**To do:**
Give the number of lines holding the string "image", and nothing else.

(Excerpt from a dataset)
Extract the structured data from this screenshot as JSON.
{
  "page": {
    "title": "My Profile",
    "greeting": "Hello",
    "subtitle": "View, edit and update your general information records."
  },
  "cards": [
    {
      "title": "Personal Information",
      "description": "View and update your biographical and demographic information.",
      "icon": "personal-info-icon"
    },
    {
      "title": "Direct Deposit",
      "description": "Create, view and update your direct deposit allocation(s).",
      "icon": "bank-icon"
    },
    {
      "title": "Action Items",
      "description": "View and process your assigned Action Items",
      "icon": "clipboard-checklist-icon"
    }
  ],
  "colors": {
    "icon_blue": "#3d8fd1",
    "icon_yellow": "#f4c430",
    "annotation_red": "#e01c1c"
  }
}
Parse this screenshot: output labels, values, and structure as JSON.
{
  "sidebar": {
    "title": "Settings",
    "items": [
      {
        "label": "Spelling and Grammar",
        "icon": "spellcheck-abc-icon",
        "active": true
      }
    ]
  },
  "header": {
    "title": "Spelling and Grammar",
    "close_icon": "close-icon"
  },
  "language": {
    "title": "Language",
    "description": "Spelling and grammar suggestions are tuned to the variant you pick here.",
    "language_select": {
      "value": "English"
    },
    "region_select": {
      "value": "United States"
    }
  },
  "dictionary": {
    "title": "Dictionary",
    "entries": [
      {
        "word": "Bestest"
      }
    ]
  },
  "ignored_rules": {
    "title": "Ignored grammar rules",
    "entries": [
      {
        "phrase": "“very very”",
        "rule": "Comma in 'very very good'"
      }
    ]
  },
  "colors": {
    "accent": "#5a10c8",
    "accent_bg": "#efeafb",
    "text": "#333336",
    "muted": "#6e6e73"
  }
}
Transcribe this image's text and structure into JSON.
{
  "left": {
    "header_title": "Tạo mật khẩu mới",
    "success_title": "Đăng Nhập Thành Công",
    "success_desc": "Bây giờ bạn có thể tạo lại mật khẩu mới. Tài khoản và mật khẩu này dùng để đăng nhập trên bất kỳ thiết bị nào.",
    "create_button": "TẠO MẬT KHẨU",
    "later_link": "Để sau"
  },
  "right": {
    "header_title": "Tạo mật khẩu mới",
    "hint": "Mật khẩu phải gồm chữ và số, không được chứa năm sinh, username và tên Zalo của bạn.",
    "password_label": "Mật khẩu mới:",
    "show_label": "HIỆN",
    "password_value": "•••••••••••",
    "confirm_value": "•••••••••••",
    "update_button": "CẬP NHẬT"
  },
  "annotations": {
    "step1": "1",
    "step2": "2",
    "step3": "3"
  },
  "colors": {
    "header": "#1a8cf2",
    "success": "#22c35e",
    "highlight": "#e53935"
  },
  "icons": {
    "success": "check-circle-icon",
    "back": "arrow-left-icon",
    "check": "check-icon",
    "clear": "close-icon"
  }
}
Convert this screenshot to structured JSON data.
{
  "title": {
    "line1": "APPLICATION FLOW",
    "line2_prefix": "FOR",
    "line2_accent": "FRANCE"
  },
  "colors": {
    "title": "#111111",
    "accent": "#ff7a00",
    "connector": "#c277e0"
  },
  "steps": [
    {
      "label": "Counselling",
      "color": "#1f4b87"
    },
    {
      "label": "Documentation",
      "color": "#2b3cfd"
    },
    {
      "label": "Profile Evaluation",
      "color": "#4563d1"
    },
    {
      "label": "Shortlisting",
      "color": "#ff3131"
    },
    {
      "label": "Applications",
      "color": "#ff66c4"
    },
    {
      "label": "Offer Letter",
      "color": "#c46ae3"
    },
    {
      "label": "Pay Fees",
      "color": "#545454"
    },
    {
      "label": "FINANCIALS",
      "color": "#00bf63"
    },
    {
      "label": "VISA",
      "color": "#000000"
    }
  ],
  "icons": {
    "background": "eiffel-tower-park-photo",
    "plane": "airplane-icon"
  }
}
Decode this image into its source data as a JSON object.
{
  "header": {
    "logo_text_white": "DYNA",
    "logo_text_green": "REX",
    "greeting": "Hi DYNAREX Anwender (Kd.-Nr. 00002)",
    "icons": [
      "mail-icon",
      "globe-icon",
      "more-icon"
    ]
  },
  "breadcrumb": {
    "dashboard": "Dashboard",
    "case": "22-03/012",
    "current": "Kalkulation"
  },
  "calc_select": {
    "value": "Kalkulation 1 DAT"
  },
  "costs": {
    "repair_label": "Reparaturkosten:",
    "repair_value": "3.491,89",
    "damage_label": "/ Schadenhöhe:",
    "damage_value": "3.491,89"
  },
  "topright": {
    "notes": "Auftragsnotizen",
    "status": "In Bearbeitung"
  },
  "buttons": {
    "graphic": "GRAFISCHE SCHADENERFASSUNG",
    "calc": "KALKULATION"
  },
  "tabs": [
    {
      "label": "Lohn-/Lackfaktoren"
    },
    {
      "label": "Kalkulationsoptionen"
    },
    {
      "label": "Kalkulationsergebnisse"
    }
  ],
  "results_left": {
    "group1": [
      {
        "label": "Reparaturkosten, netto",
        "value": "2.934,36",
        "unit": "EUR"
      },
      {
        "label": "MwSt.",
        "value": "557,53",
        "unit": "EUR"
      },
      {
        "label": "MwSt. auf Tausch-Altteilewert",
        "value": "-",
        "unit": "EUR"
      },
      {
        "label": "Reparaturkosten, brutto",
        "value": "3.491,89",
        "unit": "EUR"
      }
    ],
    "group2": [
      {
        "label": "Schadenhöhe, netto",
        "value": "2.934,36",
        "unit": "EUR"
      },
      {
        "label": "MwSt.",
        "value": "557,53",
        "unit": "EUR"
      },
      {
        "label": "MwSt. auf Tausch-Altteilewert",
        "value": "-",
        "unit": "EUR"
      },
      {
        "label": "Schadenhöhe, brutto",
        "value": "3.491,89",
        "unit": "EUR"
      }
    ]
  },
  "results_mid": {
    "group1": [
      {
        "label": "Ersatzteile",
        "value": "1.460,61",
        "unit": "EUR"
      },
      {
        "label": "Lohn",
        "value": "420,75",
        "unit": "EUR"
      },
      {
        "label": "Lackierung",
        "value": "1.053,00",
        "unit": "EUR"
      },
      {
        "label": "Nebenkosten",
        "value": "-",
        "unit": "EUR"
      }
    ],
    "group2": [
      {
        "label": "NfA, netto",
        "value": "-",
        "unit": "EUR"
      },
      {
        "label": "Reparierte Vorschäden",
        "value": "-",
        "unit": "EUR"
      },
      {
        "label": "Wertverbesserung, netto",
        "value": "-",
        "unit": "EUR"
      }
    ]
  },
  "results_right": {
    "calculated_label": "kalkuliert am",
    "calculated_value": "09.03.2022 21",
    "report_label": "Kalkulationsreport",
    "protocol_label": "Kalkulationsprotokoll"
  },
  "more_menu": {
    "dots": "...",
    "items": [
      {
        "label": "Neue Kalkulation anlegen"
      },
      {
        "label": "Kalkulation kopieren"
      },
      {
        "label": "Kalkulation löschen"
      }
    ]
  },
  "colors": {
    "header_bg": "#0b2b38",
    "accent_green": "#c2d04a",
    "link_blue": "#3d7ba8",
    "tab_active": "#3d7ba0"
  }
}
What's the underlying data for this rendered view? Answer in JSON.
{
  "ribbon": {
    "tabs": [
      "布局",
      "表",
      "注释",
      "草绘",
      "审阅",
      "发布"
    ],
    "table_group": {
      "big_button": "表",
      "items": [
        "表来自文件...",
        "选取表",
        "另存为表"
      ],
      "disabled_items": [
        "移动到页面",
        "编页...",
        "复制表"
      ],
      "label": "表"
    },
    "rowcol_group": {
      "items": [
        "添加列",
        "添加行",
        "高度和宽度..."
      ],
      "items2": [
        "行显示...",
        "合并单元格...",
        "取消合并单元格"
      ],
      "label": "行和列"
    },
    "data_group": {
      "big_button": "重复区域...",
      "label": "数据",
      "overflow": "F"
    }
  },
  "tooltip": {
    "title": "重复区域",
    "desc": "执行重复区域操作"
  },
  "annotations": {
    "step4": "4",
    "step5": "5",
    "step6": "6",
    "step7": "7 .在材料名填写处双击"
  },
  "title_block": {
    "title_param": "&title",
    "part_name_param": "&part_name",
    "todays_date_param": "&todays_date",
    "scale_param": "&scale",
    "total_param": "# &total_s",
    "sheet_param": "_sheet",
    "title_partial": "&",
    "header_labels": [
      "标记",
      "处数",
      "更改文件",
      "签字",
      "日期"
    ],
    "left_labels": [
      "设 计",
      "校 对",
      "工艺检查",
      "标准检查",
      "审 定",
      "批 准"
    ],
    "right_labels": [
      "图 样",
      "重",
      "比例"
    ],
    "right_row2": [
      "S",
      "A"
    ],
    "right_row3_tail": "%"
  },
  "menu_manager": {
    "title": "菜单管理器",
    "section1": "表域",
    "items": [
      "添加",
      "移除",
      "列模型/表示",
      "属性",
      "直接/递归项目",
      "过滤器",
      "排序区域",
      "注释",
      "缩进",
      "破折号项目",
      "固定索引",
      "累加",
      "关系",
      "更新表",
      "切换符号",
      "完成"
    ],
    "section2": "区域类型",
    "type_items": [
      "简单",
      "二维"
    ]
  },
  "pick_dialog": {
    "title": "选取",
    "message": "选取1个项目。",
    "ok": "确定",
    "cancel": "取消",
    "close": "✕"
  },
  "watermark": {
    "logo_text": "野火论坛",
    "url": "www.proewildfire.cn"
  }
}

**Finished task:**
2